** BEGIN DATA EXTRACT **

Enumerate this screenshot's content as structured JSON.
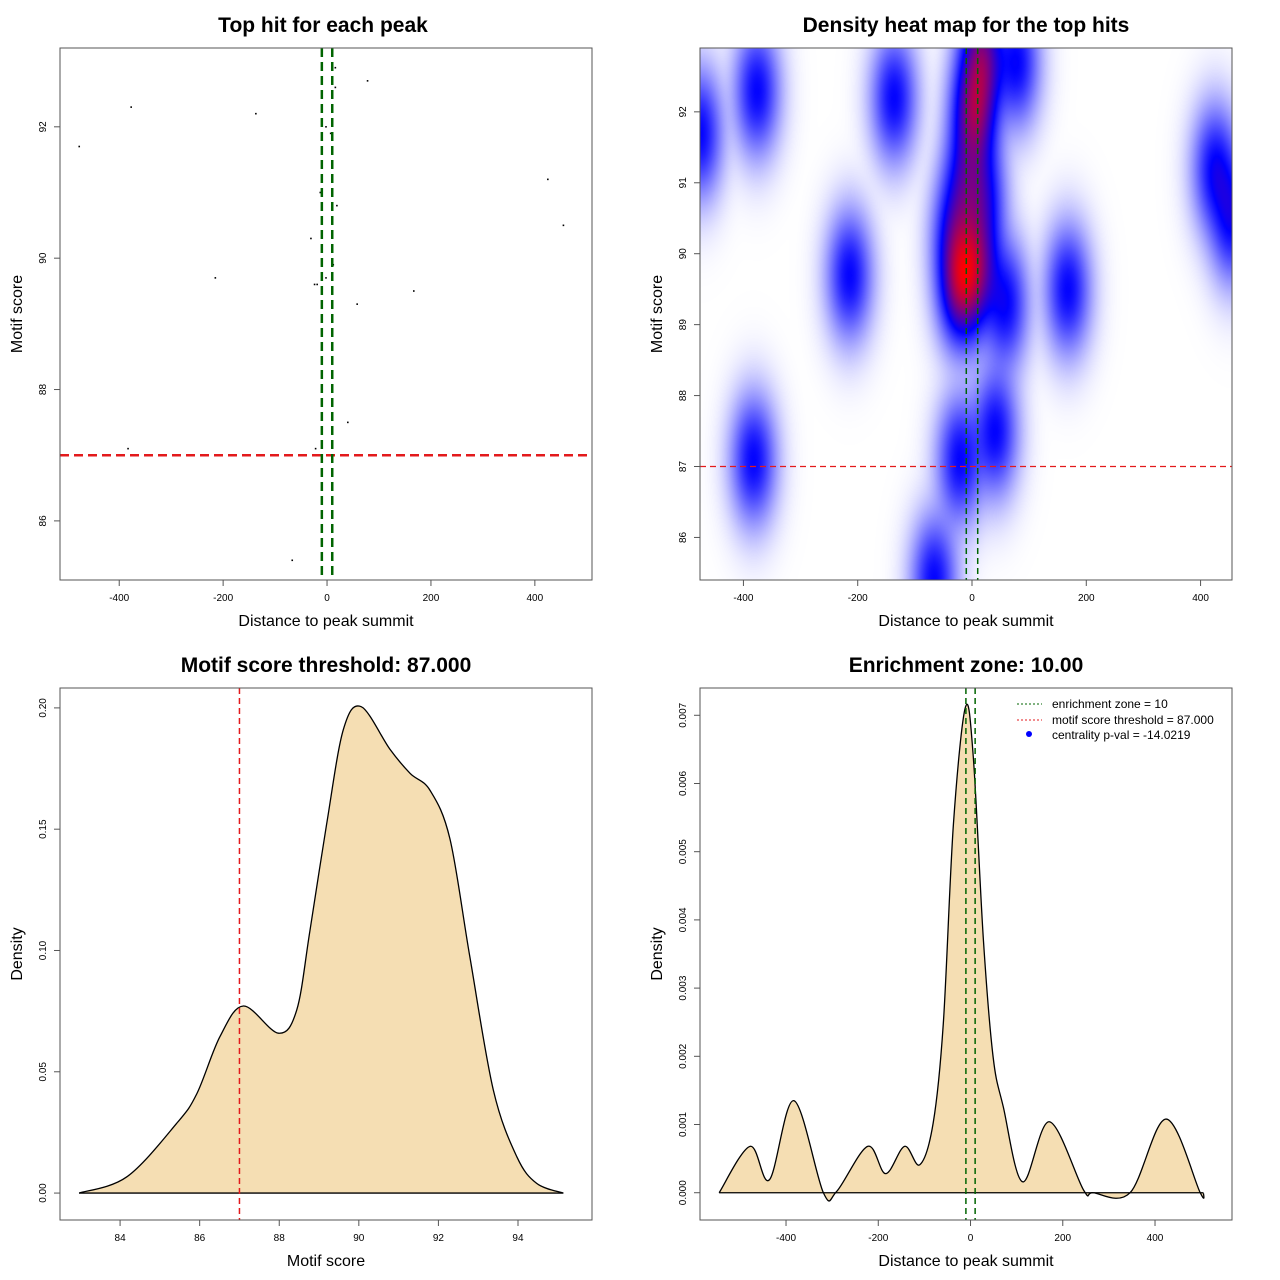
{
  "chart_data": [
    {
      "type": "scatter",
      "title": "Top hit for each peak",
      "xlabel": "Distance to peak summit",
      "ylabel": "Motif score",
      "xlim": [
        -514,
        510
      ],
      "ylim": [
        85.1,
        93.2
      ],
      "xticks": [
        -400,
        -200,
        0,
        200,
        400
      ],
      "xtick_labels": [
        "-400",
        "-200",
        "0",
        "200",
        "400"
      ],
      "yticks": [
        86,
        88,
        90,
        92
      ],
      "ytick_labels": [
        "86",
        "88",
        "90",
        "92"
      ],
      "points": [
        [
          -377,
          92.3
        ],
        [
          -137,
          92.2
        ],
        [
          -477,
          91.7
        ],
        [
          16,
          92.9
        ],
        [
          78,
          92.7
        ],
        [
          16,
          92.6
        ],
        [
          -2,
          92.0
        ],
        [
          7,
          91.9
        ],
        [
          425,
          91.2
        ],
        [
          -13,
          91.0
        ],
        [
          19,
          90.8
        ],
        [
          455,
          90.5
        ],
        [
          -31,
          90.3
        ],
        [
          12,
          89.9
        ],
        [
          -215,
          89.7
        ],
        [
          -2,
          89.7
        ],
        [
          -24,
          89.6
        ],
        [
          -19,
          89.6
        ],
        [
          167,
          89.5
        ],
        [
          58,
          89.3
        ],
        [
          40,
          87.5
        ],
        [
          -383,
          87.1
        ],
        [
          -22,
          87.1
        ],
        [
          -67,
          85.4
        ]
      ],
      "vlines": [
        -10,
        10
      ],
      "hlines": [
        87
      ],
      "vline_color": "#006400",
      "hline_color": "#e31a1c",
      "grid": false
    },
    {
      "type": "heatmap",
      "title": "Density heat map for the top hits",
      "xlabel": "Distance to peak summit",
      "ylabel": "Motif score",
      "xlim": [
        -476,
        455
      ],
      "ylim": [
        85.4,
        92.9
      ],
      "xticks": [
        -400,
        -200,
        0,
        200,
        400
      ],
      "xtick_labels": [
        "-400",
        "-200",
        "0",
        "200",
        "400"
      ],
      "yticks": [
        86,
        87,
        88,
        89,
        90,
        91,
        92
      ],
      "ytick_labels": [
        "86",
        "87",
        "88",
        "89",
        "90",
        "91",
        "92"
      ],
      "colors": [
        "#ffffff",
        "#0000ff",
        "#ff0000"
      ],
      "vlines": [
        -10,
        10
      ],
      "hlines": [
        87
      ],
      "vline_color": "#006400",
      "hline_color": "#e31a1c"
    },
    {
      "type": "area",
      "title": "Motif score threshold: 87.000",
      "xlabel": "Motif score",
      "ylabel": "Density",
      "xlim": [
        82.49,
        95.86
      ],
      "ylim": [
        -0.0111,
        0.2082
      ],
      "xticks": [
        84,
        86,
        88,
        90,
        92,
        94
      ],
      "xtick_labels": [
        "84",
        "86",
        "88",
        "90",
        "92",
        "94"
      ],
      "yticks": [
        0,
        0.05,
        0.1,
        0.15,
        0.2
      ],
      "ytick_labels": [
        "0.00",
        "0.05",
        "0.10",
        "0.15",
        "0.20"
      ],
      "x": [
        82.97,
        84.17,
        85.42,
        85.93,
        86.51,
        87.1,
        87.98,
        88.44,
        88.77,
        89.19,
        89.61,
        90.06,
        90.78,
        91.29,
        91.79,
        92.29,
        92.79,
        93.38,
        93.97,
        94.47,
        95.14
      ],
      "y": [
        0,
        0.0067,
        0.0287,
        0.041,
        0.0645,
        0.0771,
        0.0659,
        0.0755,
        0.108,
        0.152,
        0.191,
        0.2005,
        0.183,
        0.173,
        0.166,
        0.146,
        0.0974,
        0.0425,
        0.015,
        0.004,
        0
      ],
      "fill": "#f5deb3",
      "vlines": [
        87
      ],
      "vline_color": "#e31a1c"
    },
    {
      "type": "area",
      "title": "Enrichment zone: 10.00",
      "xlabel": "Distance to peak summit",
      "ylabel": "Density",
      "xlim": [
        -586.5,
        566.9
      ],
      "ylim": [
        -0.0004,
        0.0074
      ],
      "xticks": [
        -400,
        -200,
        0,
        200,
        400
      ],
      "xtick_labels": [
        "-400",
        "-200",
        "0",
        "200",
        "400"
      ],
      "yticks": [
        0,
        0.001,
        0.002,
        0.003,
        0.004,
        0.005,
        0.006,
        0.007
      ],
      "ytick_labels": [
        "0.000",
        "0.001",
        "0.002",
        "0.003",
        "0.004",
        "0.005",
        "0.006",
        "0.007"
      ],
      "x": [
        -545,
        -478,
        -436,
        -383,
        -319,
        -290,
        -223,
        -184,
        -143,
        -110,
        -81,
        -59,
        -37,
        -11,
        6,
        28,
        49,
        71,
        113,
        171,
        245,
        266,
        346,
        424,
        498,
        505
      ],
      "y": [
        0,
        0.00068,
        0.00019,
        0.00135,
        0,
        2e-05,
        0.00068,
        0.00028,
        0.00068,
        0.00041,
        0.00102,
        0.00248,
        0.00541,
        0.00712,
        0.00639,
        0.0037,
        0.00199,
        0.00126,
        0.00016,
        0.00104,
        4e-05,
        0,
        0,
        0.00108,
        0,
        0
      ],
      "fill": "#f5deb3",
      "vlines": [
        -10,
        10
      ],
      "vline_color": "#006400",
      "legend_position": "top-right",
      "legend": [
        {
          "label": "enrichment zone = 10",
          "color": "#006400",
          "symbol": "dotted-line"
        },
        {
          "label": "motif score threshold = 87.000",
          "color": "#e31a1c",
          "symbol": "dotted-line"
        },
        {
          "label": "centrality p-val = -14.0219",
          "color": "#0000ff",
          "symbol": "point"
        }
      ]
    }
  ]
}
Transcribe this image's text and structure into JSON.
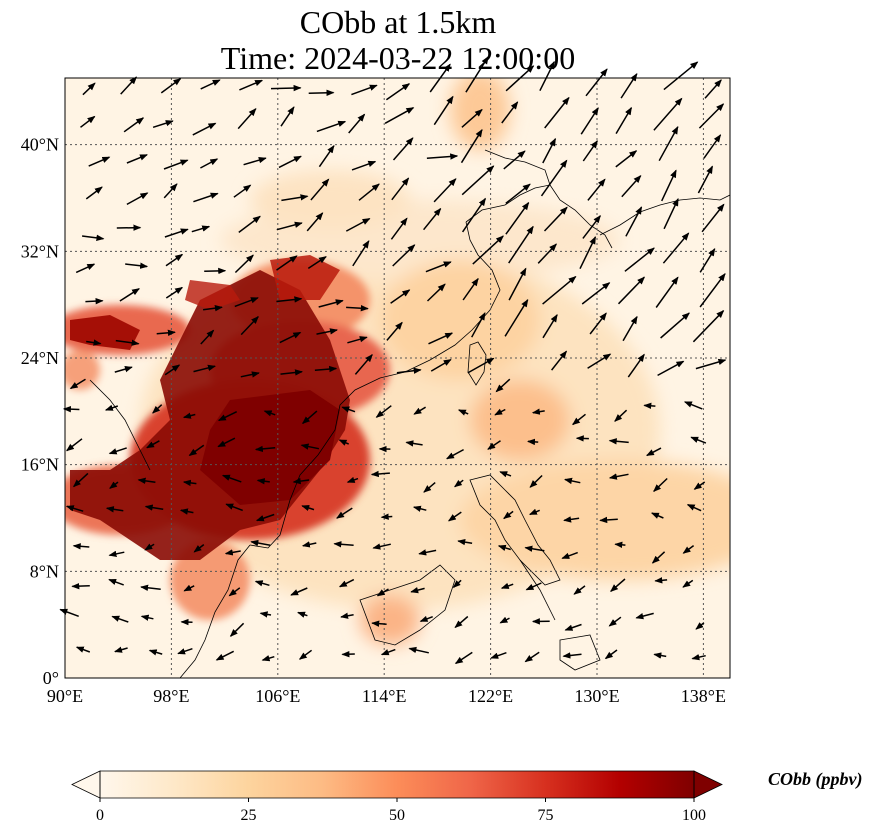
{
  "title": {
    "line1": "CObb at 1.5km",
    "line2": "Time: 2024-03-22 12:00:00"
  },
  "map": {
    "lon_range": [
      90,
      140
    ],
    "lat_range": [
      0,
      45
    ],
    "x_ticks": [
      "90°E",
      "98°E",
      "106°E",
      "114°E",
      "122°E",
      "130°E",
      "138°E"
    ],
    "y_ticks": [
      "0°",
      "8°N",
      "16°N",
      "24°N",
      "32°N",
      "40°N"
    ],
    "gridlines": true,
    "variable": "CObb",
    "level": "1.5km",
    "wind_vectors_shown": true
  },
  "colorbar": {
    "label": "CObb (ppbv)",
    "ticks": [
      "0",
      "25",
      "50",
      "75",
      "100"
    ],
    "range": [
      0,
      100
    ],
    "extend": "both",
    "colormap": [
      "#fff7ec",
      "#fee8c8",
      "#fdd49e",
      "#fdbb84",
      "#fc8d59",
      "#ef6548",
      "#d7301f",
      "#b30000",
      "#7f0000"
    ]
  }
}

** END DATA EXTRACT **

TASK GOAL: Each line above that holds the string "title" should be copied and shown.

ANSWER TO THE EXERCISE:
      "title": "Top hit for each peak",
      "title": "Density heat map for the top hits",
      "title": "Motif score threshold: 87.000",
      "title": "Enrichment zone: 10.00",
  "title": {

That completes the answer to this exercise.